### EXERCISE INSTRUCTIONS
Write the next portion of the article on young aspiring candidates in the Zanu-PF primary elections, beginning after its final sentence and keeping its formal register.

### PASSAGE
-*-*-

Youth blend in Zanu-PF polls tonic for posterity President Mnangagwa

Ranga Mataire, Group Political Editor

Election season is upon us. It is an exciting time for the electorate and aspiring candidates for both Parliamentary and local authority elections.

While other political parties are yet to hold internal elections to select representatives, Zanu-PF has already moved a gear up in preparing for its own primary elections set for 18 March.

What has become apparent to any observer is a large number of youthful aspiring candidates that have expressed interests in representing the revolutionary Zanu-PF party in the exercise of its democratic tradition of holding primary elections.

The fervent interest by a large number of young people to contest the elections under the Zanu-PF banner testifies to the revolutionary party’s transformational and reformative agenda including its ability to assimilate within its ranks all people from different social strata.

As the Zanu-PF spokesperson, Cde Chris Mutsvangwa said: “There was an evident sense of purpose springing from the glowing successes of the development agenda of His Excellency President Mnangagwa.” The new “can-do-spirit”, he said, was energising the electorate.

Zanu PF spokesperson Ambassador Christopher Mutsvangwa.

Indeed, in every province, there is a blend of the young, the old and the tried and tested all wanting to have a go at the elections. It is, however, the interest from the youth in taking part in mainstream politics that has taken the attention of many.

With the coming of President Mnangagwa as the leader of the New Dispensation, many youths seem to have been galvanised in embracing a new sense of purpose given the various initiatives that have been implemented by the Government to empower the youths.

-*-*-

### ENTRIES SHOWN

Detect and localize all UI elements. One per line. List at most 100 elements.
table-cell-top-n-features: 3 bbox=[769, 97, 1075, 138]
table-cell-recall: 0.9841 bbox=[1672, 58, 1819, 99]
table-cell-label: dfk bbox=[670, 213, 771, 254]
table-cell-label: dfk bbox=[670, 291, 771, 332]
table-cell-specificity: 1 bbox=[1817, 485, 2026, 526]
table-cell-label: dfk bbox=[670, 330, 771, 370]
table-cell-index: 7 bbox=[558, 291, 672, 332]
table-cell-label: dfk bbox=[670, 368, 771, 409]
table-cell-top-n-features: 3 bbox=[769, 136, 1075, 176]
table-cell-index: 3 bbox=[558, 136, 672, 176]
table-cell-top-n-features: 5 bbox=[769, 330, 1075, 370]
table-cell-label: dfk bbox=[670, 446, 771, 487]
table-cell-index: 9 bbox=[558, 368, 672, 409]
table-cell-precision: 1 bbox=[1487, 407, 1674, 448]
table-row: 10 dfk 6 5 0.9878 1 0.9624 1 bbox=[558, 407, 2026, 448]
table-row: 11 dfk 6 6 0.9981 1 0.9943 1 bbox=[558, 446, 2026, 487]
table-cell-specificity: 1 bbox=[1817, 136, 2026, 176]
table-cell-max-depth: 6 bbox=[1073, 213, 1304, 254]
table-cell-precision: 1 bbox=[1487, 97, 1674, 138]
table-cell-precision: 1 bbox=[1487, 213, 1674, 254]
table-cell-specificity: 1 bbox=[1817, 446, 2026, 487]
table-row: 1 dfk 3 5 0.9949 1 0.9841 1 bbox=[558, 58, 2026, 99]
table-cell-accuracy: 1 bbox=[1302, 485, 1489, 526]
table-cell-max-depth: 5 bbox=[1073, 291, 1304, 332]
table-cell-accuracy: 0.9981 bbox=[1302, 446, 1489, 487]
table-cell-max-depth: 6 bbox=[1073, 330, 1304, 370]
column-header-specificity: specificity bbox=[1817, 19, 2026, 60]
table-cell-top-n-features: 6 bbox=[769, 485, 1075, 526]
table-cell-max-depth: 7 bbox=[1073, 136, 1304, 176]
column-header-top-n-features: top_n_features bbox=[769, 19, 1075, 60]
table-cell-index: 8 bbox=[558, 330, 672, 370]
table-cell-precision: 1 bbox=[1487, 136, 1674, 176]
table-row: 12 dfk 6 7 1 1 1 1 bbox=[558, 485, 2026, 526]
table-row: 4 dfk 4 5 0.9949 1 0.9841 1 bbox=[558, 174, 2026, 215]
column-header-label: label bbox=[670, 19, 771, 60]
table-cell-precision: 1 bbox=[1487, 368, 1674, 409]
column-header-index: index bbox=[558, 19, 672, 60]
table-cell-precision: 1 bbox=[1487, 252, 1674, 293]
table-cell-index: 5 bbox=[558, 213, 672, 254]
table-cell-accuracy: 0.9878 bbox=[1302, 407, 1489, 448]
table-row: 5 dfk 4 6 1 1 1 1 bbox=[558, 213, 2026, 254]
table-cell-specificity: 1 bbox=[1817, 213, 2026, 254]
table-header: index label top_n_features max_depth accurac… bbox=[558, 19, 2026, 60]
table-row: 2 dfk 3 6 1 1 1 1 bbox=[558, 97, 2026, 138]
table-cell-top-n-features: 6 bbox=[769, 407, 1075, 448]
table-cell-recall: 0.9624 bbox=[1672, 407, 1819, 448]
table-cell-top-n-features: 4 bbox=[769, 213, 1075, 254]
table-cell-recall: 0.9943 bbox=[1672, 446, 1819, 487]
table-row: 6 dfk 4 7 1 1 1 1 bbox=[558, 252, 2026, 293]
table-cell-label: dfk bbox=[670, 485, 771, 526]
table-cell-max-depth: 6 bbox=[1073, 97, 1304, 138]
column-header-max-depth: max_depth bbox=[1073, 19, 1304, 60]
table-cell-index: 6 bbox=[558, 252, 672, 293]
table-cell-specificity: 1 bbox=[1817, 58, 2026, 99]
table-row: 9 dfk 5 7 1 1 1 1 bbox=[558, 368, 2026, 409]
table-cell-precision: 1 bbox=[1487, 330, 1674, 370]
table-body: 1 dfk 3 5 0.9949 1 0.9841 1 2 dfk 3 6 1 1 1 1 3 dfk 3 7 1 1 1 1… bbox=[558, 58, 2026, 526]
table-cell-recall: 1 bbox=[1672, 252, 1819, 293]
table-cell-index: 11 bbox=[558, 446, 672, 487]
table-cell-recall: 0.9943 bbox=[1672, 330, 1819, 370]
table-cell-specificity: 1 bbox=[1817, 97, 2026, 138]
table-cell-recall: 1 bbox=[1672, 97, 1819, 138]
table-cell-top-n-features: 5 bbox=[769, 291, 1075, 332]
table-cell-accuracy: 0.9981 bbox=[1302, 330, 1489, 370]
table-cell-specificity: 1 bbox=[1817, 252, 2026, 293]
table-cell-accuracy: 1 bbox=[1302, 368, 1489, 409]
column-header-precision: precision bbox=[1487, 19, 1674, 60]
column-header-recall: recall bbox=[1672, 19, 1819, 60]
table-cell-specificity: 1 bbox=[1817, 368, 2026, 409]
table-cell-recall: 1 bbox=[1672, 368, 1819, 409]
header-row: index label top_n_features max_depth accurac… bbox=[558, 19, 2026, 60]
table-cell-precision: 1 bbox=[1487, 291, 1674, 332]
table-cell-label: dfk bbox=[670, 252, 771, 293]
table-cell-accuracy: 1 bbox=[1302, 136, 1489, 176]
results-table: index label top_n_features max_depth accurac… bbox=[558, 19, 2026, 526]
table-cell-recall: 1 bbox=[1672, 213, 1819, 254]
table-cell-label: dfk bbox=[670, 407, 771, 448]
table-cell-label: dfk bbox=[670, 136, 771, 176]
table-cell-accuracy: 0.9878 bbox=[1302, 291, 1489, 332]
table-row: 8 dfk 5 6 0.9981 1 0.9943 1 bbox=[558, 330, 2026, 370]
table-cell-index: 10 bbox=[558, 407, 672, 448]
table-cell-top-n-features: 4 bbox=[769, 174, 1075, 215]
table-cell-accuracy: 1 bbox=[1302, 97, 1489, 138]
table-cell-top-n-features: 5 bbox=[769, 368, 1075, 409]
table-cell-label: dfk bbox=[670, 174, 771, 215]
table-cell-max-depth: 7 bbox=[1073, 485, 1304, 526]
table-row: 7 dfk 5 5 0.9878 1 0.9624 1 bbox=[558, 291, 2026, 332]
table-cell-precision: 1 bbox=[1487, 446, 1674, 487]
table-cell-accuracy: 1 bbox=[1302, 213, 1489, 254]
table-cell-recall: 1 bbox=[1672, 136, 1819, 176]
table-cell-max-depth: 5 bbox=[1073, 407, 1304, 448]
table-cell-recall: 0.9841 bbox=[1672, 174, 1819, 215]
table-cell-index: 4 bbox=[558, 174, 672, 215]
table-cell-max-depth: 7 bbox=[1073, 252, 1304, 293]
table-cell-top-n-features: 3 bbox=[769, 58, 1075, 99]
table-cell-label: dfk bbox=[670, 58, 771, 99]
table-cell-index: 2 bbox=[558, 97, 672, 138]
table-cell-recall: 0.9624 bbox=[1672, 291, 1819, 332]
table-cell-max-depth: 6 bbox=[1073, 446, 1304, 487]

-*-*-

### THE OUTPUT
The Government of President Mnangagwa has taken a deliberate move to put in place programmes that ensure that youths actively participate in all spheres of economic activities in the country.

A good example is in mining where in 2022 the Government resolved to reserve mining concessions for youths in eight provinces as part of youth empowerment drive to enable young people to venture into mining.

The resolution was adopted by the Zanu-PF government in line with the Constitution that directs that youths are afforded opportunities for employment and other avenues for economic empowerment.

Section 20 of the country’s Constitution states that the “State and its institutions at every level must take reasonable measures, including affirmative action to ensure that youths are afforded opportunities for employment and other avenues for economic empowerment.”

Apart from reserving land for the youths, the Zanu-PF government also approved the registration of four Special Grants to enable the Mining Promotion Corporation to engage entities to negotiate joint venture arrangements with the youths.

And in agriculture, the Zanu-PF government is rolling out the youth quota system that will see youth farmers in the country getting at least 20 percent of all land that is being downsised and reallocated.

This move has resulted in the capacitation of youths to play a significant role in agriculture, a sector that contributes enormously to the revitalisation of the economy.

There are other various initiatives that are being implemented by the Government tailor-made for the youths. These and the ruling party’s pro-poor and pro-poor ideological thrust have found favour among the youths who are flocking and stampeding to represent the party in the forthcoming Harmonised elections.

The demographic reality demands that the revolutionary party takes steps in acknowledging that young people constitute the bulk of the general membership and as such must remodel its policies to cater for their aspirations.

It must however, be known to the young crop of the membership that being young is never a licence to denigrate their elders in the party, many of whom sacrificed their lives for the freedom of the majority during the liberation struggle.

Although the heightened interests of the youths in taking part in the elections is a cause for celebration for assured regeneration of the revolutionary party, measures must be taken to ensure that the right calibre of candidates are eventually chosen to represent the party.

As such, rigorous vetting and orientation must form the hallmark of the whole election process to curb against pseudo-revolutionaries or infiltrators with scanty or no knowledge of the party’s foundational ethos.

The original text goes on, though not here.